OBJECTIVE:
Give back each entry unchanged, minus pictures.

DATASET ROWS:

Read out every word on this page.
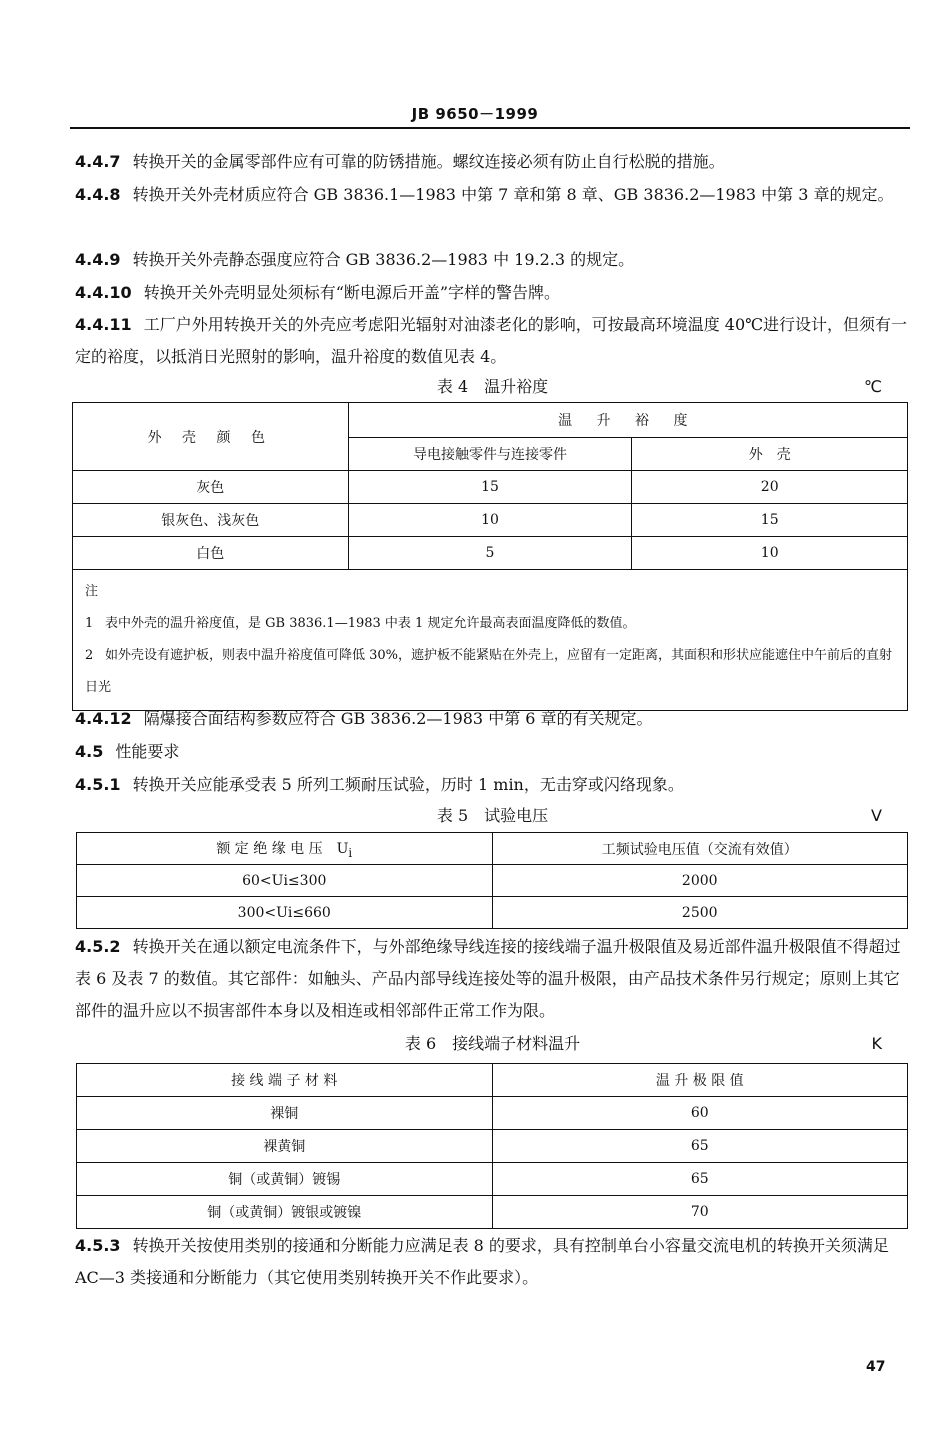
JB 9650－1999

4.4.7 转换开关的金属零部件应有可靠的防锈措施。螺纹连接必须有防止自行松脱的措施。

4.4.8 转换开关外壳材质应符合 GB 3836.1—1983 中第 7 章和第 8 章、GB 3836.2—1983 中第 3 章的规定。

4.4.9 转换开关外壳静态强度应符合 GB 3836.2—1983 中 19.2.3 的规定。

4.4.10 转换开关外壳明显处须标有“断电源后开盖”字样的警告牌。

4.4.11 工厂户外用转换开关的外壳应考虑阳光辐射对油漆老化的影响，可按最高环境温度 40℃进行设计，但须有一定的裕度，以抵消日光照射的影响，温升裕度的数值见表 4。

表 4　温升裕度	℃
外 壳 颜 色	温 升 裕 度	
	导电接触零件与连接零件	外　壳
灰色	15	20
银灰色、浅灰色	10	15
白色	5	10

注
1 表中外壳的温升裕度值，是 GB 3836.1—1983 中表 1 规定允许最高表面温度降低的数值。
2 如外壳设有遮护板，则表中温升裕度值可降低 30%，遮护板不能紧贴在外壳上，应留有一定距离，其面积和形状应能遮住中午前后的直射日光		

4.4.12 隔爆接合面结构参数应符合 GB 3836.2—1983 中第 6 章的有关规定。

4.5 性能要求

4.5.1 转换开关应能承受表 5 所列工频耐压试验，历时 1 min，无击穿或闪络现象。

表 5　试验电压	V
额 定 绝 缘 电 压　$U_i$	工频试验电压值（交流有效值）
60<Ui≤300	2000
300<Ui≤660	2500

4.5.2 转换开关在通以额定电流条件下，与外部绝缘导线连接的接线端子温升极限值及易近部件温升极限值不得超过表 6 及表 7 的数值。其它部件：如触头、产品内部导线连接处等的温升极限，由产品技术条件另行规定；原则上其它部件的温升应以不损害部件本身以及相连或相邻部件正常工作为限。

表 6　接线端子材料温升	K
接 线 端 子 材 料	温 升 极 限 值
裸铜	60
裸黄铜	65
铜（或黄铜）镀锡	65
铜（或黄铜）镀银或镀镍	70

4.5.3 转换开关按使用类别的接通和分断能力应满足表 8 的要求，具有控制单台小容量交流电机的转换开关须满足 AC—3 类接通和分断能力（其它使用类别转换开关不作此要求）。

47
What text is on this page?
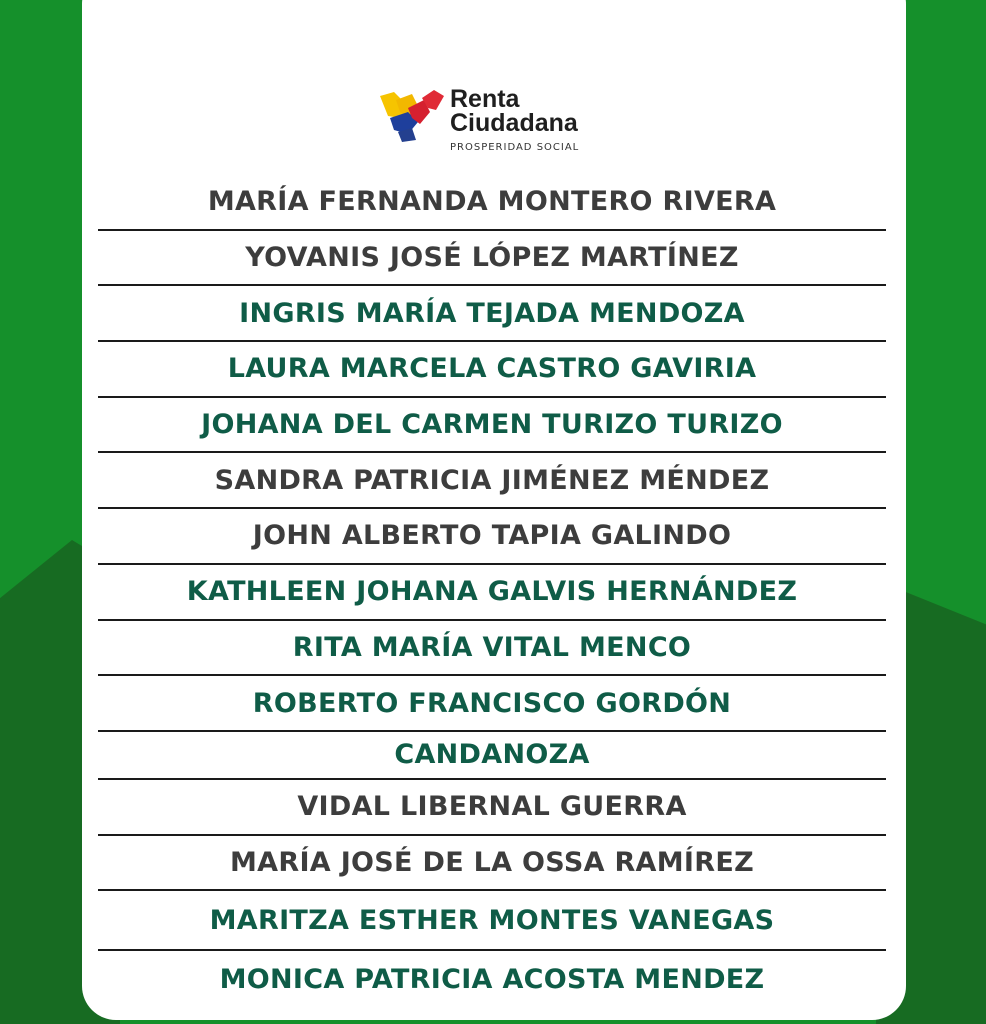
Renta
Ciudadana
PROSPERIDAD SOCIAL
MARÍA FERNANDA MONTERO RIVERA
YOVANIS JOSÉ LÓPEZ MARTÍNEZ
INGRIS MARÍA TEJADA MENDOZA
LAURA MARCELA CASTRO GAVIRIA
JOHANA DEL CARMEN TURIZO TURIZO
SANDRA PATRICIA JIMÉNEZ MÉNDEZ
JOHN ALBERTO TAPIA GALINDO
KATHLEEN JOHANA GALVIS HERNÁNDEZ
RITA MARÍA VITAL MENCO
ROBERTO FRANCISCO GORDÓN
CANDANOZA
VIDAL LIBERNAL GUERRA
MARÍA JOSÉ DE LA OSSA RAMÍREZ
MARITZA ESTHER MONTES VANEGAS
MONICA PATRICIA ACOSTA MENDEZ
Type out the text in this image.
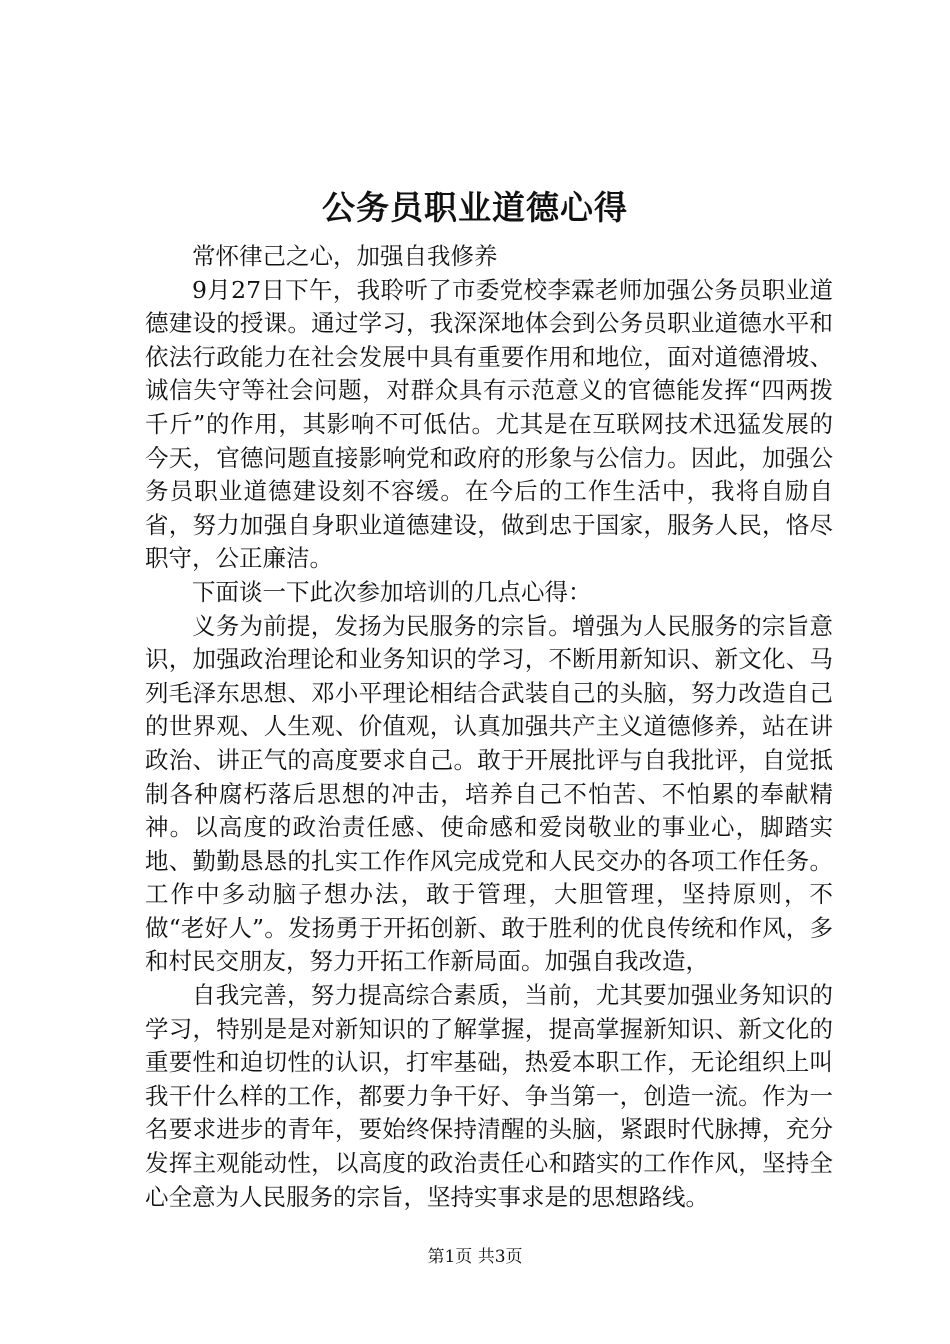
公务员职业道德心得

常怀律己之心，加强自我修养

9月27日下午，我聆听了市委党校李霖老师加强公务员职业道德建设的授课。通过学习，我深深地体会到公务员职业道德水平和依法行政能力在社会发展中具有重要作用和地位，面对道德滑坡、诚信失守等社会问题，对群众具有示范意义的官德能发挥“四两拨千斤”的作用，其影响不可低估。尤其是在互联网技术迅猛发展的今天，官德问题直接影响党和政府的形象与公信力。因此，加强公务员职业道德建设刻不容缓。在今后的工作生活中，我将自励自省，努力加强自身职业道德建设，做到忠于国家，服务人民，恪尽职守，公正廉洁。

下面谈一下此次参加培训的几点心得：

义务为前提，发扬为民服务的宗旨。增强为人民服务的宗旨意识，加强政治理论和业务知识的学习，不断用新知识、新文化、马列毛泽东思想、邓小平理论相结合武装自己的头脑，努力改造自己的世界观、人生观、价值观，认真加强共产主义道德修养，站在讲政治、讲正气的高度要求自己。敢于开展批评与自我批评，自觉抵制各种腐朽落后思想的冲击，培养自己不怕苦、不怕累的奉献精神。以高度的政治责任感、使命感和爱岗敬业的事业心，脚踏实地、勤勤恳恳的扎实工作作风完成党和人民交办的各项工作任务。工作中多动脑子想办法，敢于管理，大胆管理，坚持原则，不做“老好人”。发扬勇于开拓创新、敢于胜利的优良传统和作风，多和村民交朋友，努力开拓工作新局面。加强自我改造，

自我完善，努力提高综合素质，当前，尤其要加强业务知识的学习，特别是是对新知识的了解掌握，提高掌握新知识、新文化的重要性和迫切性的认识，打牢基础，热爱本职工作，无论组织上叫我干什么样的工作，都要力争干好、争当第一，创造一流。作为一名要求进步的青年，要始终保持清醒的头脑，紧跟时代脉搏，充分发挥主观能动性，以高度的政治责任心和踏实的工作作风，坚持全心全意为人民服务的宗旨，坚持实事求是的思想路线。

第1页 共3页
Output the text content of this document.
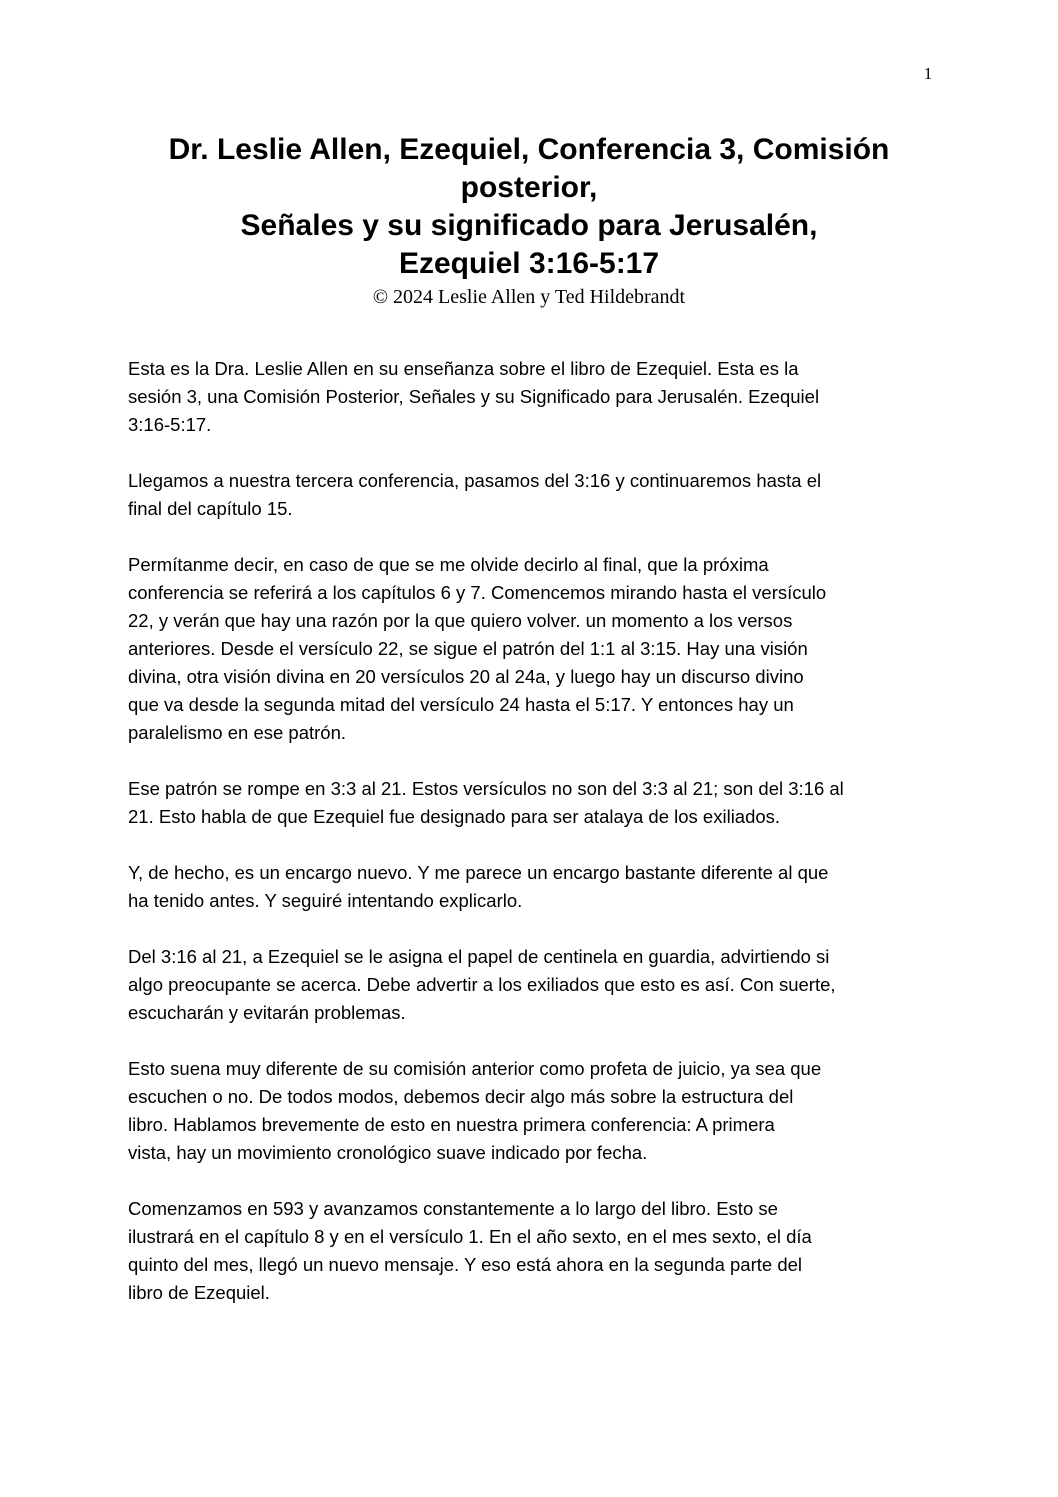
1
Dr. Leslie Allen, Ezequiel, Conferencia 3, Comisión
posterior,
Señales y su significado para Jerusalén,
Ezequiel 3:16-5:17
© 2024 Leslie Allen y Ted Hildebrandt

Esta es la Dra. Leslie Allen en su enseñanza sobre el libro de Ezequiel. Esta es la
sesión 3, una Comisión Posterior, Señales y su Significado para Jerusalén. Ezequiel
3:16-5:17.

Llegamos a nuestra tercera conferencia, pasamos del 3:16 y continuaremos hasta el
final del capítulo 15.

Permítanme decir, en caso de que se me olvide decirlo al final, que la próxima
conferencia se referirá a los capítulos 6 y 7. Comencemos mirando hasta el versículo
22, y verán que hay una razón por la que quiero volver. un momento a los versos
anteriores. Desde el versículo 22, se sigue el patrón del 1:1 al 3:15. Hay una visión
divina, otra visión divina en 20 versículos 20 al 24a, y luego hay un discurso divino
que va desde la segunda mitad del versículo 24 hasta el 5:17. Y entonces hay un
paralelismo en ese patrón.

Ese patrón se rompe en 3:3 al 21. Estos versículos no son del 3:3 al 21; son del 3:16 al
21. Esto habla de que Ezequiel fue designado para ser atalaya de los exiliados.

Y, de hecho, es un encargo nuevo. Y me parece un encargo bastante diferente al que
ha tenido antes. Y seguiré intentando explicarlo.

Del 3:16 al 21, a Ezequiel se le asigna el papel de centinela en guardia, advirtiendo si
algo preocupante se acerca. Debe advertir a los exiliados que esto es así. Con suerte,
escucharán y evitarán problemas.

Esto suena muy diferente de su comisión anterior como profeta de juicio, ya sea que
escuchen o no. De todos modos, debemos decir algo más sobre la estructura del
libro. Hablamos brevemente de esto en nuestra primera conferencia: A primera
vista, hay un movimiento cronológico suave indicado por fecha.

Comenzamos en 593 y avanzamos constantemente a lo largo del libro. Esto se
ilustrará en el capítulo 8 y en el versículo 1. En el año sexto, en el mes sexto, el día
quinto del mes, llegó un nuevo mensaje. Y eso está ahora en la segunda parte del
libro de Ezequiel.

TASK OUTPUT:
Read out every word on this page.
JB 9650－1999

4.4.7 转换开关的金属零部件应有可靠的防锈措施。螺纹连接必须有防止自行松脱的措施。

4.4.8 转换开关外壳材质应符合 GB 3836.1—1983 中第 7 章和第 8 章、GB 3836.2—1983 中第 3 章的规定。

4.4.9 转换开关外壳静态强度应符合 GB 3836.2—1983 中 19.2.3 的规定。

4.4.10 转换开关外壳明显处须标有“断电源后开盖”字样的警告牌。

4.4.11 工厂户外用转换开关的外壳应考虑阳光辐射对油漆老化的影响，可按最高环境温度 40℃进行设计，但须有一定的裕度，以抵消日光照射的影响，温升裕度的数值见表 4。

表 4　温升裕度	℃
外 壳 颜 色	温 升 裕 度	
	导电接触零件与连接零件	外　壳
灰色	15	20
银灰色、浅灰色	10	15
白色	5	10

注
1 表中外壳的温升裕度值，是 GB 3836.1—1983 中表 1 规定允许最高表面温度降低的数值。
2 如外壳设有遮护板，则表中温升裕度值可降低 30%，遮护板不能紧贴在外壳上，应留有一定距离，其面积和形状应能遮住中午前后的直射日光		

4.4.12 隔爆接合面结构参数应符合 GB 3836.2—1983 中第 6 章的有关规定。

4.5 性能要求

4.5.1 转换开关应能承受表 5 所列工频耐压试验，历时 1 min，无击穿或闪络现象。

表 5　试验电压	V
额 定 绝 缘 电 压　$U_i$	工频试验电压值（交流有效值）
60<Ui≤300	2000
300<Ui≤660	2500

4.5.2 转换开关在通以额定电流条件下，与外部绝缘导线连接的接线端子温升极限值及易近部件温升极限值不得超过表 6 及表 7 的数值。其它部件：如触头、产品内部导线连接处等的温升极限，由产品技术条件另行规定；原则上其它部件的温升应以不损害部件本身以及相连或相邻部件正常工作为限。

表 6　接线端子材料温升	K
接 线 端 子 材 料	温 升 极 限 值
裸铜	60
裸黄铜	65
铜（或黄铜）镀锡	65
铜（或黄铜）镀银或镀镍	70

4.5.3 转换开关按使用类别的接通和分断能力应满足表 8 的要求，具有控制单台小容量交流电机的转换开关须满足 AC—3 类接通和分断能力（其它使用类别转换开关不作此要求）。

47
What text is on this page?
Renta
Ciudadana
PROSPERIDAD SOCIAL
MARÍA FERNANDA MONTERO RIVERA
YOVANIS JOSÉ LÓPEZ MARTÍNEZ
INGRIS MARÍA TEJADA MENDOZA
LAURA MARCELA CASTRO GAVIRIA
JOHANA DEL CARMEN TURIZO TURIZO
SANDRA PATRICIA JIMÉNEZ MÉNDEZ
JOHN ALBERTO TAPIA GALINDO
KATHLEEN JOHANA GALVIS HERNÁNDEZ
RITA MARÍA VITAL MENCO
ROBERTO FRANCISCO GORDÓN
CANDANOZA
VIDAL LIBERNAL GUERRA
MARÍA JOSÉ DE LA OSSA RAMÍREZ
MARITZA ESTHER MONTES VANEGAS
MONICA PATRICIA ACOSTA MENDEZ
Type out the text in this image.
公务员职业道德心得

常怀律己之心，加强自我修养

9月27日下午，我聆听了市委党校李霖老师加强公务员职业道德建设的授课。通过学习，我深深地体会到公务员职业道德水平和依法行政能力在社会发展中具有重要作用和地位，面对道德滑坡、诚信失守等社会问题，对群众具有示范意义的官德能发挥“四两拨千斤”的作用，其影响不可低估。尤其是在互联网技术迅猛发展的今天，官德问题直接影响党和政府的形象与公信力。因此，加强公务员职业道德建设刻不容缓。在今后的工作生活中，我将自励自省，努力加强自身职业道德建设，做到忠于国家，服务人民，恪尽职守，公正廉洁。

下面谈一下此次参加培训的几点心得：

义务为前提，发扬为民服务的宗旨。增强为人民服务的宗旨意识，加强政治理论和业务知识的学习，不断用新知识、新文化、马列毛泽东思想、邓小平理论相结合武装自己的头脑，努力改造自己的世界观、人生观、价值观，认真加强共产主义道德修养，站在讲政治、讲正气的高度要求自己。敢于开展批评与自我批评，自觉抵制各种腐朽落后思想的冲击，培养自己不怕苦、不怕累的奉献精神。以高度的政治责任感、使命感和爱岗敬业的事业心，脚踏实地、勤勤恳恳的扎实工作作风完成党和人民交办的各项工作任务。工作中多动脑子想办法，敢于管理，大胆管理，坚持原则，不做“老好人”。发扬勇于开拓创新、敢于胜利的优良传统和作风，多和村民交朋友，努力开拓工作新局面。加强自我改造，

自我完善，努力提高综合素质，当前，尤其要加强业务知识的学习，特别是是对新知识的了解掌握，提高掌握新知识、新文化的重要性和迫切性的认识，打牢基础，热爱本职工作，无论组织上叫我干什么样的工作，都要力争干好、争当第一，创造一流。作为一名要求进步的青年，要始终保持清醒的头脑，紧跟时代脉搏，充分发挥主观能动性，以高度的政治责任心和踏实的工作作风，坚持全心全意为人民服务的宗旨，坚持实事求是的思想路线。

第1页 共3页
Output the text content of this document.
1
Dr. Leslie Allen, Ezequiel, Conferencia 3, Comisión
posterior,
Señales y su significado para Jerusalén,
Ezequiel 3:16-5:17
© 2024 Leslie Allen y Ted Hildebrandt

Esta es la Dra. Leslie Allen en su enseñanza sobre el libro de Ezequiel. Esta es la
sesión 3, una Comisión Posterior, Señales y su Significado para Jerusalén. Ezequiel
3:16-5:17.

Llegamos a nuestra tercera conferencia, pasamos del 3:16 y continuaremos hasta el
final del capítulo 15.

Permítanme decir, en caso de que se me olvide decirlo al final, que la próxima
conferencia se referirá a los capítulos 6 y 7. Comencemos mirando hasta el versículo
22, y verán que hay una razón por la que quiero volver. un momento a los versos
anteriores. Desde el versículo 22, se sigue el patrón del 1:1 al 3:15. Hay una visión
divina, otra visión divina en 20 versículos 20 al 24a, y luego hay un discurso divino
que va desde la segunda mitad del versículo 24 hasta el 5:17. Y entonces hay un
paralelismo en ese patrón.

Ese patrón se rompe en 3:3 al 21. Estos versículos no son del 3:3 al 21; son del 3:16 al
21. Esto habla de que Ezequiel fue designado para ser atalaya de los exiliados.

Y, de hecho, es un encargo nuevo. Y me parece un encargo bastante diferente al que
ha tenido antes. Y seguiré intentando explicarlo.

Del 3:16 al 21, a Ezequiel se le asigna el papel de centinela en guardia, advirtiendo si
algo preocupante se acerca. Debe advertir a los exiliados que esto es así. Con suerte,
escucharán y evitarán problemas.

Esto suena muy diferente de su comisión anterior como profeta de juicio, ya sea que
escuchen o no. De todos modos, debemos decir algo más sobre la estructura del
libro. Hablamos brevemente de esto en nuestra primera conferencia: A primera
vista, hay un movimiento cronológico suave indicado por fecha.

Comenzamos en 593 y avanzamos constantemente a lo largo del libro. Esto se
ilustrará en el capítulo 8 y en el versículo 1. En el año sexto, en el mes sexto, el día
quinto del mes, llegó un nuevo mensaje. Y eso está ahora en la segunda parte del
libro de Ezequiel.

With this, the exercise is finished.